■ Part of a data file
◆ ◆ ◆ ◆ ◆ ◆ ◆
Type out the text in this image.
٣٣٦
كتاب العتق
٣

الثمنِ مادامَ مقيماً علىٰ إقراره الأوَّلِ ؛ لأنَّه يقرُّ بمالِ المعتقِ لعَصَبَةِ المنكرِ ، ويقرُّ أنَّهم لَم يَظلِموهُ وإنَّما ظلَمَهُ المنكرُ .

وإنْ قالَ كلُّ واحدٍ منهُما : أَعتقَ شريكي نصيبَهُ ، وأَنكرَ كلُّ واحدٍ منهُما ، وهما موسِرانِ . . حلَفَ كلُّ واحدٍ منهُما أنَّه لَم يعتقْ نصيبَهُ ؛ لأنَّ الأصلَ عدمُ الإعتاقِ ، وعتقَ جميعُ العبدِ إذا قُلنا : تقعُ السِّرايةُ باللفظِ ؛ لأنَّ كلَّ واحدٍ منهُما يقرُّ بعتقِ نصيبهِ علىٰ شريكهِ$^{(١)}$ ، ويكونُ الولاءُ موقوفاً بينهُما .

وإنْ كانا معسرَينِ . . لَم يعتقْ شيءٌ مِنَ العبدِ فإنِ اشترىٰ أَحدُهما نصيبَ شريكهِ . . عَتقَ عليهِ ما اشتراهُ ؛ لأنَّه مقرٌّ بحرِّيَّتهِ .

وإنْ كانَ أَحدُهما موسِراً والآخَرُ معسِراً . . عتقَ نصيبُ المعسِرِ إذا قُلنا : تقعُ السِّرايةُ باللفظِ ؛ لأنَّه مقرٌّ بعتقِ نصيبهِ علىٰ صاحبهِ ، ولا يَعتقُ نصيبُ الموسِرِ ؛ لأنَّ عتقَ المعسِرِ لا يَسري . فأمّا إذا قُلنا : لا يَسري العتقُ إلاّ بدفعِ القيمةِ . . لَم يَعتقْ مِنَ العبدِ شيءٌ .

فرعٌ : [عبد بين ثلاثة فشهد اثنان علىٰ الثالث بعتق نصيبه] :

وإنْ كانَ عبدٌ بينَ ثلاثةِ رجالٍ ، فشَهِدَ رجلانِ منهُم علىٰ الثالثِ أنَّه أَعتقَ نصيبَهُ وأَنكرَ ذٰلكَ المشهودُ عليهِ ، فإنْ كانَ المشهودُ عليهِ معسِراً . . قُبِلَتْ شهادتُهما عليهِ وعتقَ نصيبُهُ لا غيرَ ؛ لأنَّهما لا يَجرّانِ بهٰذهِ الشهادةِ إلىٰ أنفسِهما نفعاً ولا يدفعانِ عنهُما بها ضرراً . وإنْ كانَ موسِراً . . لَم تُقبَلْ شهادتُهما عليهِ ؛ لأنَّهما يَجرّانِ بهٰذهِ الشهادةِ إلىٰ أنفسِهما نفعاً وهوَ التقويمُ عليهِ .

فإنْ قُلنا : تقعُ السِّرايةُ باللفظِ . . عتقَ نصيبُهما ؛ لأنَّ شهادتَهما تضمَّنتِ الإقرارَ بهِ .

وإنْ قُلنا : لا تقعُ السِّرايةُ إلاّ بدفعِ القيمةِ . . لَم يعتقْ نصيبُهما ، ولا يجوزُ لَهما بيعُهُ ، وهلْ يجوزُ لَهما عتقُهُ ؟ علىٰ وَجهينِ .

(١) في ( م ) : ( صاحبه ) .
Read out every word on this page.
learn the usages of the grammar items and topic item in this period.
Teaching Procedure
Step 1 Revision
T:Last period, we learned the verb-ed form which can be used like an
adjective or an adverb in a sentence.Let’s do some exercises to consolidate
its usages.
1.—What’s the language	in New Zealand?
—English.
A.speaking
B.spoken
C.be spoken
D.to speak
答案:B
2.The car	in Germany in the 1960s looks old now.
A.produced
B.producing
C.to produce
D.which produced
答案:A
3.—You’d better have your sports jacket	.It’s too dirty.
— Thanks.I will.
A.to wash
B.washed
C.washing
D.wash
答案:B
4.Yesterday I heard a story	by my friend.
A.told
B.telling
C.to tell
◆ ◆ ◆ ◆ ◆ ◆ ◆
■ GOAL
Give only the number of lines in the data that hold the string "ثلاثة".

■ RESULT
2